• [The problem]: Locate each line holding the string "access" and copy it.
-- BEGIN Data provided --
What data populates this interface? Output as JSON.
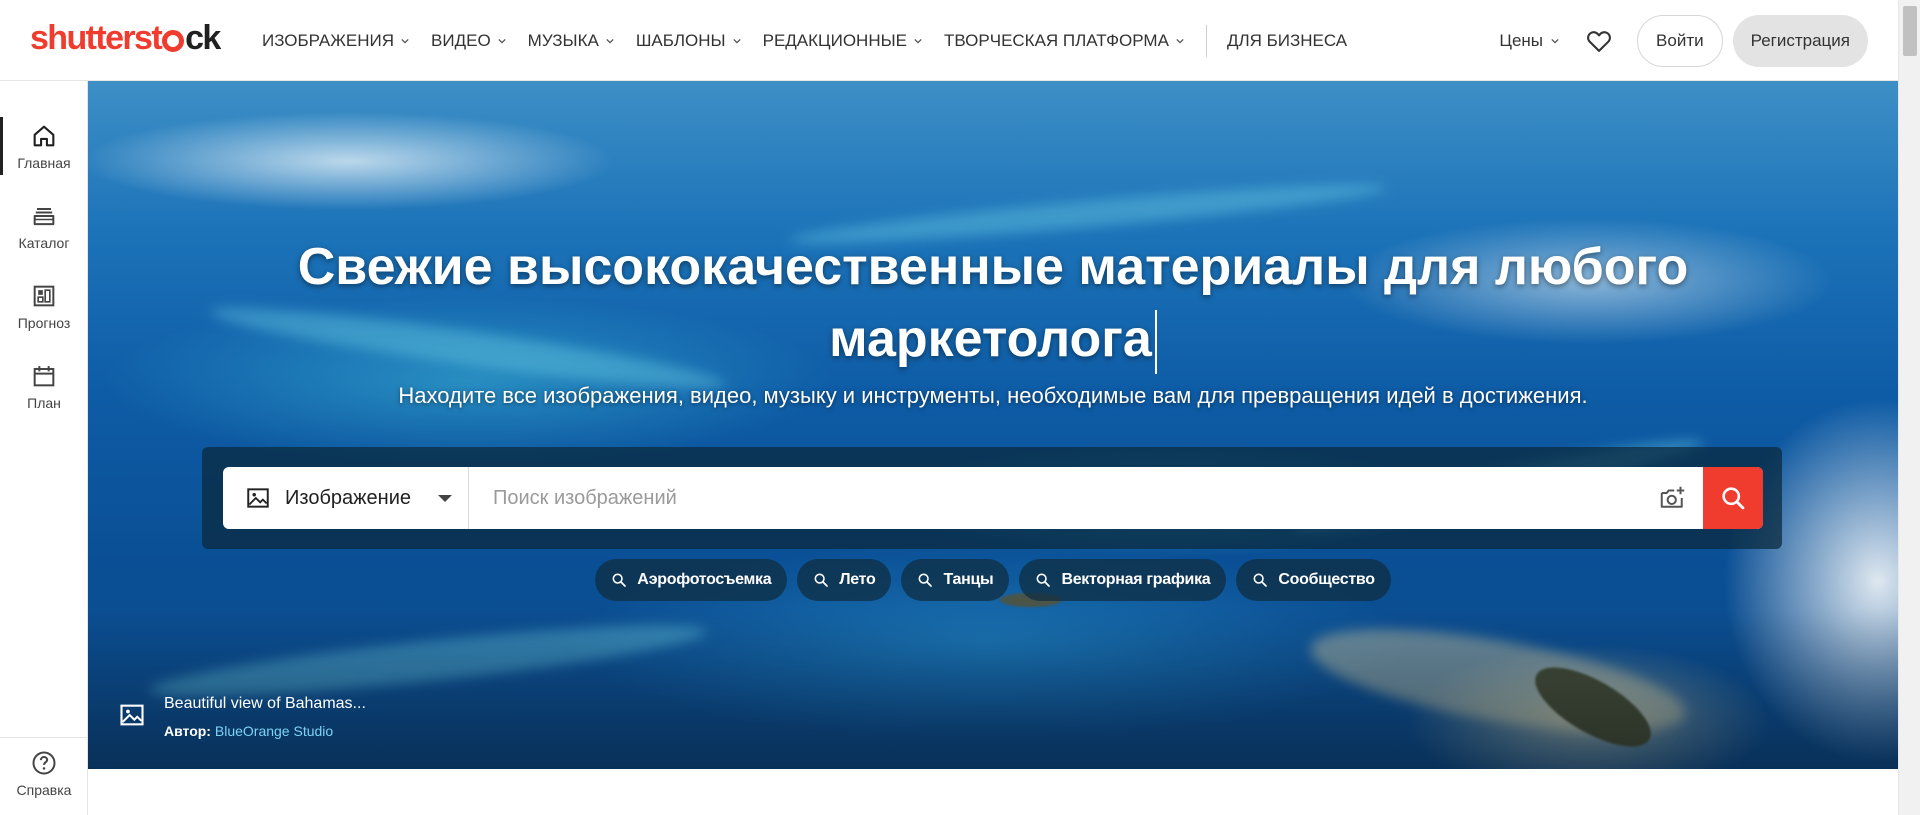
{
  "brand": {
    "logo_pre": "shutterst",
    "logo_post": "ck",
    "accent": "#f03c2e"
  },
  "nav": {
    "items": [
      {
        "label": "ИЗОБРАЖЕНИЯ",
        "has_dropdown": true
      },
      {
        "label": "ВИДЕО",
        "has_dropdown": true
      },
      {
        "label": "МУЗЫКА",
        "has_dropdown": true
      },
      {
        "label": "ШАБЛОНЫ",
        "has_dropdown": true
      },
      {
        "label": "РЕДАКЦИОННЫЕ",
        "has_dropdown": true
      },
      {
        "label": "ТВОРЧЕСКАЯ ПЛАТФОРМА",
        "has_dropdown": true
      }
    ],
    "business": "ДЛЯ БИЗНЕСА",
    "prices": "Цены",
    "login": "Войти",
    "register": "Регистрация"
  },
  "rail": {
    "items": [
      {
        "label": "Главная",
        "icon": "home-icon",
        "active": true
      },
      {
        "label": "Каталог",
        "icon": "catalog-icon",
        "active": false
      },
      {
        "label": "Прогноз",
        "icon": "forecast-icon",
        "active": false
      },
      {
        "label": "План",
        "icon": "calendar-icon",
        "active": false
      }
    ],
    "help": "Справка"
  },
  "hero": {
    "title_line1": "Свежие высококачественные материалы для любого",
    "title_line2": "маркетолога",
    "subtitle": "Находите все изображения, видео, музыку и инструменты, необходимые вам для превращения идей в достижения.",
    "search": {
      "type": "Изображение",
      "placeholder": "Поиск изображений",
      "value": ""
    },
    "chips": [
      "Аэрофотосъемка",
      "Лето",
      "Танцы",
      "Векторная графика",
      "Сообщество"
    ],
    "credit": {
      "title": "Beautiful view of Bahamas...",
      "author_label": "Автор:",
      "author": "BlueOrange Studio"
    }
  }
}
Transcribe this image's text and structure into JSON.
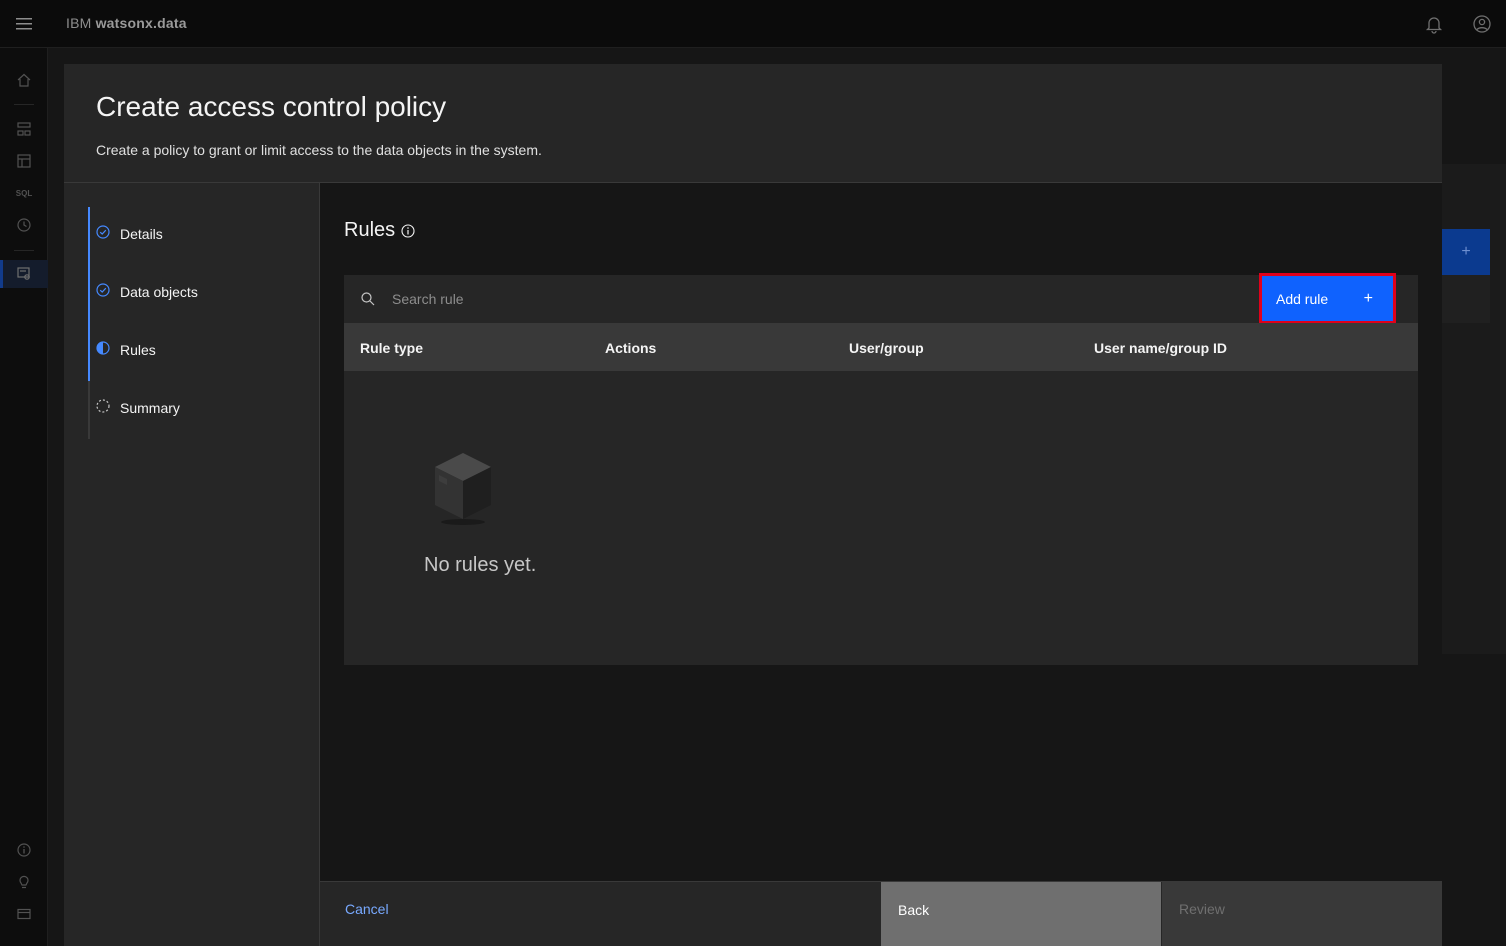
{
  "header": {
    "brand_prefix": "IBM",
    "brand_name": "watsonx.data"
  },
  "rail": {
    "sql_label": "SQL"
  },
  "modal": {
    "title": "Create access control policy",
    "description": "Create a policy to grant or limit access to the data objects in the system."
  },
  "steps": [
    {
      "label": "Details",
      "state": "complete"
    },
    {
      "label": "Data objects",
      "state": "complete"
    },
    {
      "label": "Rules",
      "state": "current"
    },
    {
      "label": "Summary",
      "state": "incomplete"
    }
  ],
  "rules": {
    "title": "Rules",
    "search_placeholder": "Search rule",
    "add_button": "Add rule",
    "add_icon": "+",
    "columns": [
      "Rule type",
      "Actions",
      "User/group",
      "User name/group ID"
    ],
    "empty_text": "No rules yet."
  },
  "footer": {
    "cancel": "Cancel",
    "back": "Back",
    "review": "Review"
  },
  "colors": {
    "primary": "#0f62fe",
    "highlight": "#e0001b",
    "link": "#78a9ff",
    "step_done": "#4589ff"
  }
}
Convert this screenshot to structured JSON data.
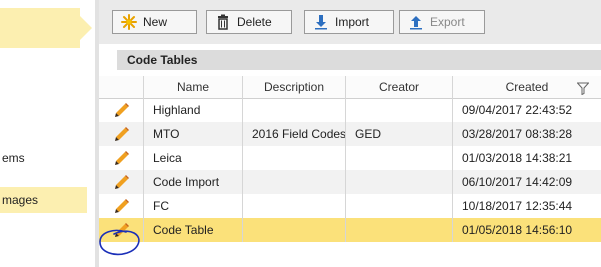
{
  "sidebar": {
    "items": [
      {
        "label": "ems",
        "active": false
      },
      {
        "label": "mages",
        "active": true
      }
    ]
  },
  "toolbar": {
    "new_label": "New",
    "delete_label": "Delete",
    "import_label": "Import",
    "export_label": "Export"
  },
  "section": {
    "title": "Code Tables"
  },
  "grid": {
    "columns": [
      "",
      "Name",
      "Description",
      "Creator",
      "Created"
    ],
    "rows": [
      {
        "name": "Highland",
        "description": "",
        "creator": "",
        "created": "09/04/2017 22:43:52"
      },
      {
        "name": "MTO",
        "description": "2016 Field Codes",
        "creator": "GED",
        "created": "03/28/2017 08:38:28"
      },
      {
        "name": "Leica",
        "description": "",
        "creator": "",
        "created": "01/03/2018 14:38:21"
      },
      {
        "name": "Code Import",
        "description": "",
        "creator": "",
        "created": "06/10/2017 14:42:09"
      },
      {
        "name": "FC",
        "description": "",
        "creator": "",
        "created": "10/18/2017 12:35:44"
      },
      {
        "name": "Code Table",
        "description": "",
        "creator": "",
        "created": "01/05/2018 14:56:10",
        "selected": true
      }
    ]
  },
  "colors": {
    "selection": "#fbe17a",
    "sidebar_highlight": "#fcefb0",
    "toolbar_bg": "#eaeaea",
    "annotation_circle": "#1a2fb8"
  },
  "icons": {
    "new": "star-burst-icon",
    "delete": "trash-icon",
    "import": "import-arrow-icon",
    "export": "export-arrow-icon",
    "edit": "pencil-icon",
    "filter": "filter-icon"
  }
}
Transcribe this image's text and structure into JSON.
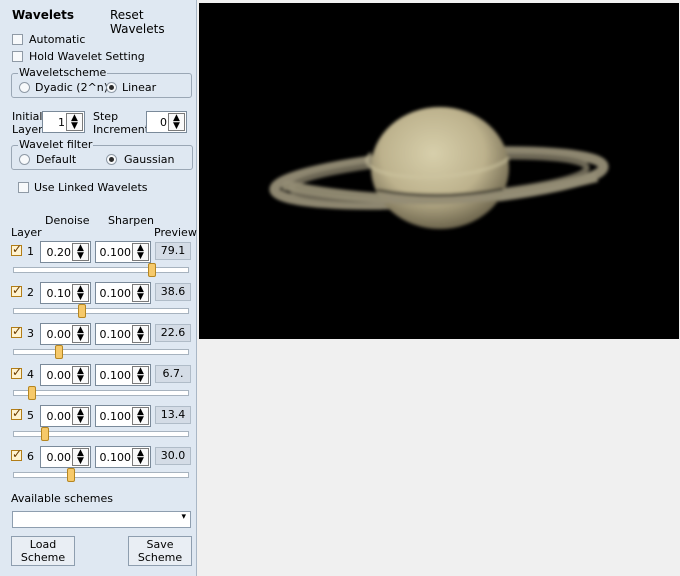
{
  "panel": {
    "title": "Wavelets",
    "reset_label": "Reset Wavelets",
    "automatic_label": "Automatic",
    "hold_label": "Hold Wavelet Setting",
    "wavelet_scheme": {
      "legend": "Waveletscheme",
      "options": [
        "Dyadic (2^n)",
        "Linear"
      ],
      "selected": "Linear"
    },
    "initial_layer_label": "Initial\nLayer",
    "initial_layer_value": "1",
    "step_increment_label": "Step\nIncrement",
    "step_increment_value": "0",
    "wavelet_filter": {
      "legend": "Wavelet filter",
      "options": [
        "Default",
        "Gaussian"
      ],
      "selected": "Gaussian"
    },
    "linked_label": "Use Linked Wavelets",
    "headers": {
      "layer": "Layer",
      "denoise": "Denoise",
      "sharpen": "Sharpen",
      "preview": "Preview"
    },
    "layers": [
      {
        "num": "1",
        "denoise": "0.20",
        "sharpen": "0.100",
        "preview": "79.1",
        "slider": 0.79,
        "checked": true
      },
      {
        "num": "2",
        "denoise": "0.10",
        "sharpen": "0.100",
        "preview": "38.6",
        "slider": 0.39,
        "checked": true
      },
      {
        "num": "3",
        "denoise": "0.00",
        "sharpen": "0.100",
        "preview": "22.6",
        "slider": 0.26,
        "checked": true
      },
      {
        "num": "4",
        "denoise": "0.00",
        "sharpen": "0.100",
        "preview": "6.7.",
        "slider": 0.11,
        "checked": true
      },
      {
        "num": "5",
        "denoise": "0.00",
        "sharpen": "0.100",
        "preview": "13.4",
        "slider": 0.18,
        "checked": true
      },
      {
        "num": "6",
        "denoise": "0.00",
        "sharpen": "0.100",
        "preview": "30.0",
        "slider": 0.33,
        "checked": true
      }
    ],
    "available_schemes_label": "Available schemes",
    "scheme_value": "",
    "load_label": "Load\nScheme",
    "save_label": "Save\nScheme"
  }
}
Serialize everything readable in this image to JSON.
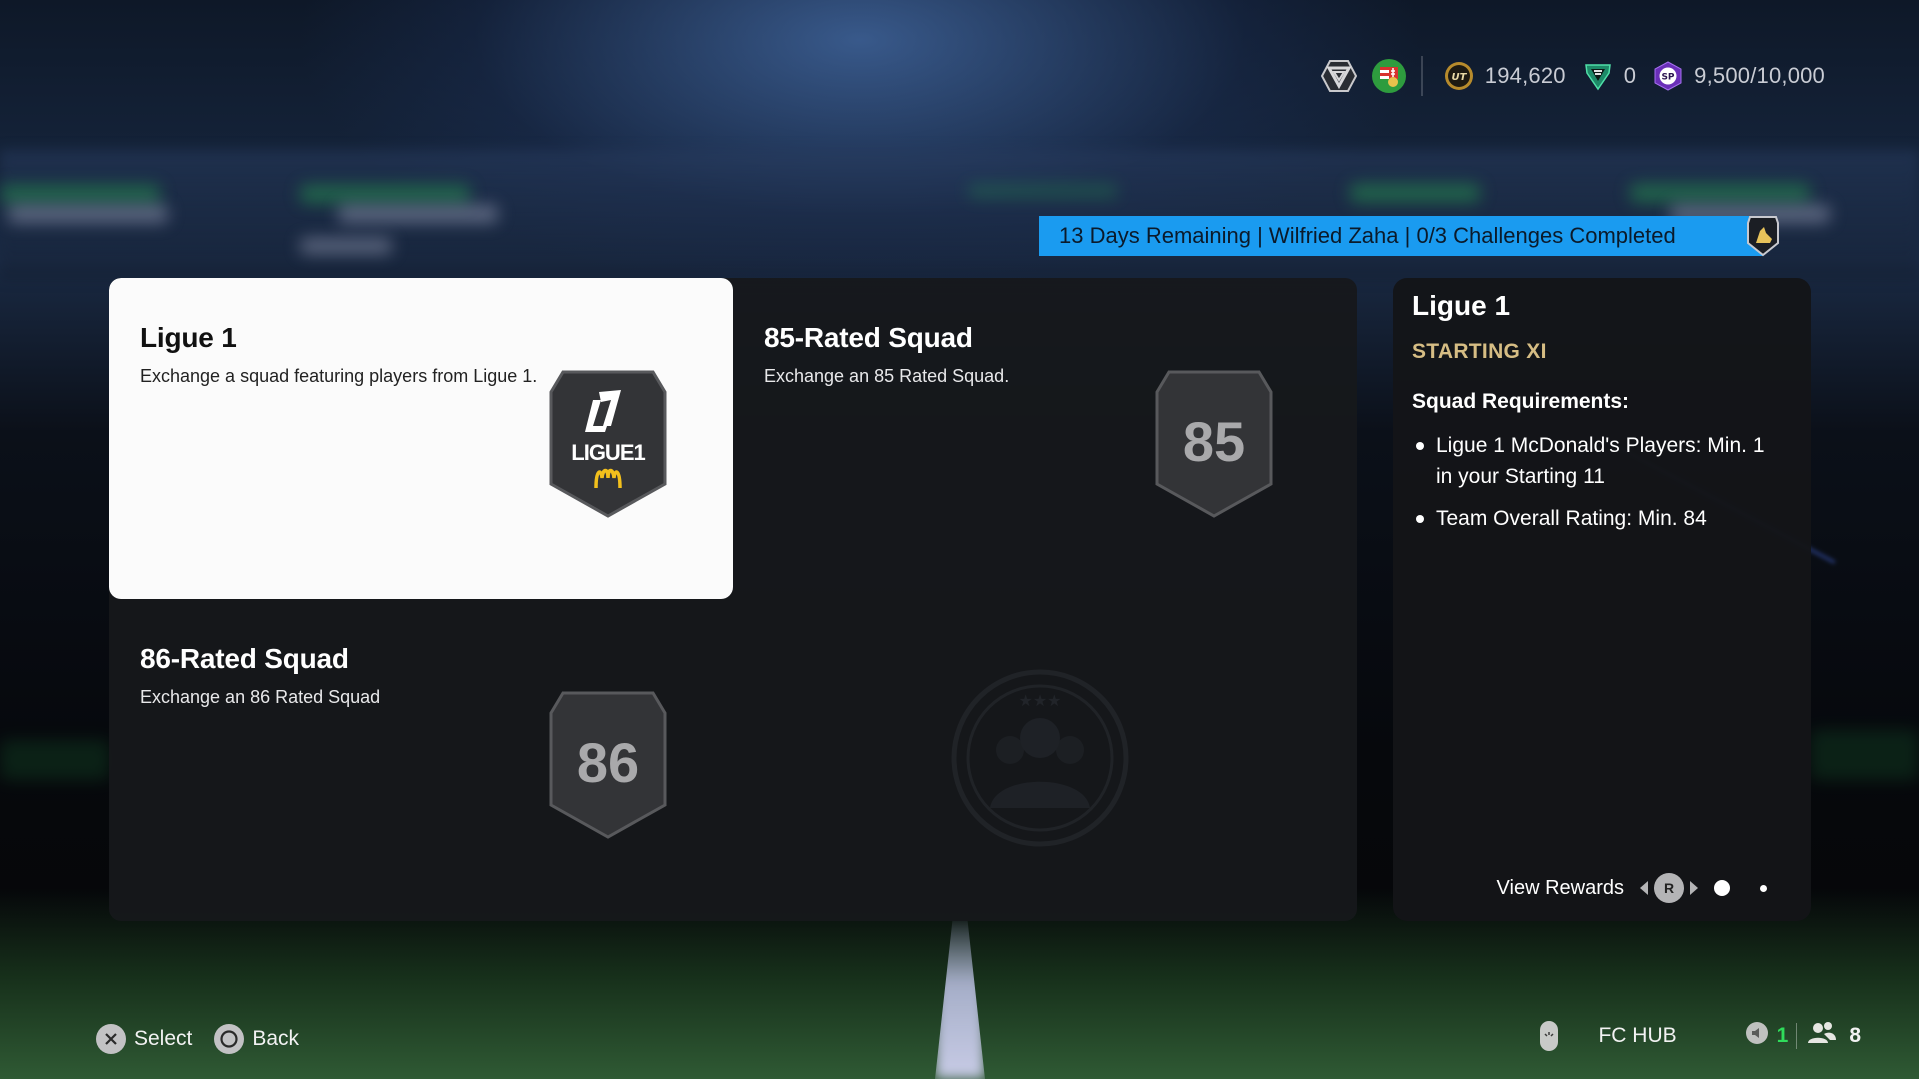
{
  "currency_bar": {
    "division_icon": "division-rank-icon",
    "club_badge_icon": "hungary-club-badge-icon",
    "coins": {
      "icon": "ut-coin-icon",
      "value": "194,620"
    },
    "fc_points": {
      "icon": "fc-points-icon",
      "value": "0"
    },
    "season_points": {
      "icon": "sp-season-points-icon",
      "value": "9,500/10,000"
    }
  },
  "objective_banner": {
    "text": "13 Days Remaining | Wilfried Zaha | 0/3 Challenges Completed",
    "color": "#1a9bf0",
    "badge_icon": "player-reward-badge-icon"
  },
  "challenges": [
    {
      "title": "Ligue 1",
      "description": "Exchange a squad featuring players from Ligue 1.",
      "badge": {
        "type": "league-logo",
        "text": "LIGUE1",
        "mark": "L1",
        "sponsor": "M"
      },
      "selected": true
    },
    {
      "title": "85-Rated Squad",
      "description": "Exchange an 85 Rated Squad.",
      "badge": {
        "type": "rating",
        "text": "85"
      },
      "selected": false
    },
    {
      "title": "86-Rated Squad",
      "description": "Exchange an 86 Rated Squad",
      "badge": {
        "type": "rating",
        "text": "86"
      },
      "selected": false
    }
  ],
  "detail_panel": {
    "title": "Ligue 1",
    "subtitle": "STARTING XI",
    "requirements_heading": "Squad Requirements:",
    "requirements": [
      "Ligue 1 McDonald's Players: Min. 1 in your Starting 11",
      "Team Overall Rating: Min. 84"
    ],
    "view_rewards_label": "View Rewards",
    "rewards_button": "R",
    "rewards_page": 1,
    "rewards_page_count": 2,
    "accent_color": "#d6bd84"
  },
  "footer": {
    "select_label": "Select",
    "back_label": "Back",
    "hub_label": "FC HUB",
    "notifications_count": "1",
    "friends_count": "8"
  }
}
-- END Data provided --
• [Result of the exercise]:
    "title": "Create access control policy",
    "description": "Create a policy to grant or limit access to the data objects in the system."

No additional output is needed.